A run of records:

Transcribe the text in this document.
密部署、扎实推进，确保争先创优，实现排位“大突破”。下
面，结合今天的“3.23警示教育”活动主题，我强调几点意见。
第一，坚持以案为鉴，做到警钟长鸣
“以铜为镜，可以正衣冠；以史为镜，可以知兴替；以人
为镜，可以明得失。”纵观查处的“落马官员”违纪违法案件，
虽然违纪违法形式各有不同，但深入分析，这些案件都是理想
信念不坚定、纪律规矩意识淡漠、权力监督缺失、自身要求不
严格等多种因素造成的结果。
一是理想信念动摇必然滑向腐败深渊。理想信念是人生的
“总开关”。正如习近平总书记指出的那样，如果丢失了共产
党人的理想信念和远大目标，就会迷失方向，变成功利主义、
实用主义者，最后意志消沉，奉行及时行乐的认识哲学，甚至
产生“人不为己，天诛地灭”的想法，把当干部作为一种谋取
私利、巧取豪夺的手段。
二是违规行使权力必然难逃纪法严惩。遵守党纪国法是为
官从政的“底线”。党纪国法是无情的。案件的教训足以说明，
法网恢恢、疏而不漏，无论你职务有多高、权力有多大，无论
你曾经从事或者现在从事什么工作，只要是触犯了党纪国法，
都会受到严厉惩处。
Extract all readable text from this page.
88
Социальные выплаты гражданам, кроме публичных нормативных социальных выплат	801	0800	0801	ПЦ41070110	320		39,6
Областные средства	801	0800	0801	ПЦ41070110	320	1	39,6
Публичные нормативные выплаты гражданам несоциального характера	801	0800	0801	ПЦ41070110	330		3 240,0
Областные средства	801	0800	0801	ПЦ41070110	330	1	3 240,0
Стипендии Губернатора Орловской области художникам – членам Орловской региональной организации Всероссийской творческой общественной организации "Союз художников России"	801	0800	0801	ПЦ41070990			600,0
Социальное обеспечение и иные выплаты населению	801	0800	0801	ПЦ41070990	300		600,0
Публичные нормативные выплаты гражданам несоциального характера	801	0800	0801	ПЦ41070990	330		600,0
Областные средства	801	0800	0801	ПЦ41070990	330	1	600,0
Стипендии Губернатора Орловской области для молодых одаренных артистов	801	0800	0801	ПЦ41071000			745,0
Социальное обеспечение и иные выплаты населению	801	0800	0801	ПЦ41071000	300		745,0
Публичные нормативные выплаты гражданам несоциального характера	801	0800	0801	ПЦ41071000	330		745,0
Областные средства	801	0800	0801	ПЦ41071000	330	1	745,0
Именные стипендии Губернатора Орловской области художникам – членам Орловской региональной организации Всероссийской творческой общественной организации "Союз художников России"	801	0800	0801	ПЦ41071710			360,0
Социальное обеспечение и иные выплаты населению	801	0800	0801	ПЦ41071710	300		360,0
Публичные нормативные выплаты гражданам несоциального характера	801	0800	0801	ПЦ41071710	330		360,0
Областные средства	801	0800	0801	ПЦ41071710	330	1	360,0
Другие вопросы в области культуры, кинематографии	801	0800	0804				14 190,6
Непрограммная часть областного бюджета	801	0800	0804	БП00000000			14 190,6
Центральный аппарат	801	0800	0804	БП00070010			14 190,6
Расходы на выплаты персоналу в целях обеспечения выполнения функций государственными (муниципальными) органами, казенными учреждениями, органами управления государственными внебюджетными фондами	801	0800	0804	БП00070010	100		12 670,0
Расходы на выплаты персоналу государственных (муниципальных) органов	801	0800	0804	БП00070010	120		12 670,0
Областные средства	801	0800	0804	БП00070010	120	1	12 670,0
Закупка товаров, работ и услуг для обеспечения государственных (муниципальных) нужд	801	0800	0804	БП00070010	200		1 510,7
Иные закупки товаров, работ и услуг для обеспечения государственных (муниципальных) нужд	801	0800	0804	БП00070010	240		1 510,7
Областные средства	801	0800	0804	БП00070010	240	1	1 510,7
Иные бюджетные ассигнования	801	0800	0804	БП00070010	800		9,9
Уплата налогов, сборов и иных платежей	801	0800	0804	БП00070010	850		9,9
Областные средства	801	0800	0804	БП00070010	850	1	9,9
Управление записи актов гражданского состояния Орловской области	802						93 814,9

The request:
Without changing a word, restate the whole listing.

Exercise output:
Transcribe the text in this document.
密部署、扎实推进，确保争先创优，实现排位“大突破”。下
面，结合今天的“3.23警示教育”活动主题，我强调几点意见。
第一，坚持以案为鉴，做到警钟长鸣
“以铜为镜，可以正衣冠；以史为镜，可以知兴替；以人
为镜，可以明得失。”纵观查处的“落马官员”违纪违法案件，
虽然违纪违法形式各有不同，但深入分析，这些案件都是理想
信念不坚定、纪律规矩意识淡漠、权力监督缺失、自身要求不
严格等多种因素造成的结果。
一是理想信念动摇必然滑向腐败深渊。理想信念是人生的
“总开关”。正如习近平总书记指出的那样，如果丢失了共产
党人的理想信念和远大目标，就会迷失方向，变成功利主义、
实用主义者，最后意志消沉，奉行及时行乐的认识哲学，甚至
产生“人不为己，天诛地灭”的想法，把当干部作为一种谋取
私利、巧取豪夺的手段。
二是违规行使权力必然难逃纪法严惩。遵守党纪国法是为
官从政的“底线”。党纪国法是无情的。案件的教训足以说明，
法网恢恢、疏而不漏，无论你职务有多高、权力有多大，无论
你曾经从事或者现在从事什么工作，只要是触犯了党纪国法，
都会受到严厉惩处。
Extract all readable text from this page.
88
Социальные выплаты гражданам, кроме публичных нормативных социальных выплат	801	0800	0801	ПЦ41070110	320		39,6
Областные средства	801	0800	0801	ПЦ41070110	320	1	39,6
Публичные нормативные выплаты гражданам несоциального характера	801	0800	0801	ПЦ41070110	330		3 240,0
Областные средства	801	0800	0801	ПЦ41070110	330	1	3 240,0
Стипендии Губернатора Орловской области художникам – членам Орловской региональной организации Всероссийской творческой общественной организации "Союз художников России"	801	0800	0801	ПЦ41070990			600,0
Социальное обеспечение и иные выплаты населению	801	0800	0801	ПЦ41070990	300		600,0
Публичные нормативные выплаты гражданам несоциального характера	801	0800	0801	ПЦ41070990	330		600,0
Областные средства	801	0800	0801	ПЦ41070990	330	1	600,0
Стипендии Губернатора Орловской области для молодых одаренных артистов	801	0800	0801	ПЦ41071000			745,0
Социальное обеспечение и иные выплаты населению	801	0800	0801	ПЦ41071000	300		745,0
Публичные нормативные выплаты гражданам несоциального характера	801	0800	0801	ПЦ41071000	330		745,0
Областные средства	801	0800	0801	ПЦ41071000	330	1	745,0
Именные стипендии Губернатора Орловской области художникам – членам Орловской региональной организации Всероссийской творческой общественной организации "Союз художников России"	801	0800	0801	ПЦ41071710			360,0
Социальное обеспечение и иные выплаты населению	801	0800	0801	ПЦ41071710	300		360,0
Публичные нормативные выплаты гражданам несоциального характера	801	0800	0801	ПЦ41071710	330		360,0
Областные средства	801	0800	0801	ПЦ41071710	330	1	360,0
Другие вопросы в области культуры, кинематографии	801	0800	0804				14 190,6
Непрограммная часть областного бюджета	801	0800	0804	БП00000000			14 190,6
Центральный аппарат	801	0800	0804	БП00070010			14 190,6
Расходы на выплаты персоналу в целях обеспечения выполнения функций государственными (муниципальными) органами, казенными учреждениями, органами управления государственными внебюджетными фондами	801	0800	0804	БП00070010	100		12 670,0
Расходы на выплаты персоналу государственных (муниципальных) органов	801	0800	0804	БП00070010	120		12 670,0
Областные средства	801	0800	0804	БП00070010	120	1	12 670,0
Закупка товаров, работ и услуг для обеспечения государственных (муниципальных) нужд	801	0800	0804	БП00070010	200		1 510,7
Иные закупки товаров, работ и услуг для обеспечения государственных (муниципальных) нужд	801	0800	0804	БП00070010	240		1 510,7
Областные средства	801	0800	0804	БП00070010	240	1	1 510,7
Иные бюджетные ассигнования	801	0800	0804	БП00070010	800		9,9
Уплата налогов, сборов и иных платежей	801	0800	0804	БП00070010	850		9,9
Областные средства	801	0800	0804	БП00070010	850	1	9,9
Управление записи актов гражданского состояния Орловской области	802						93 814,9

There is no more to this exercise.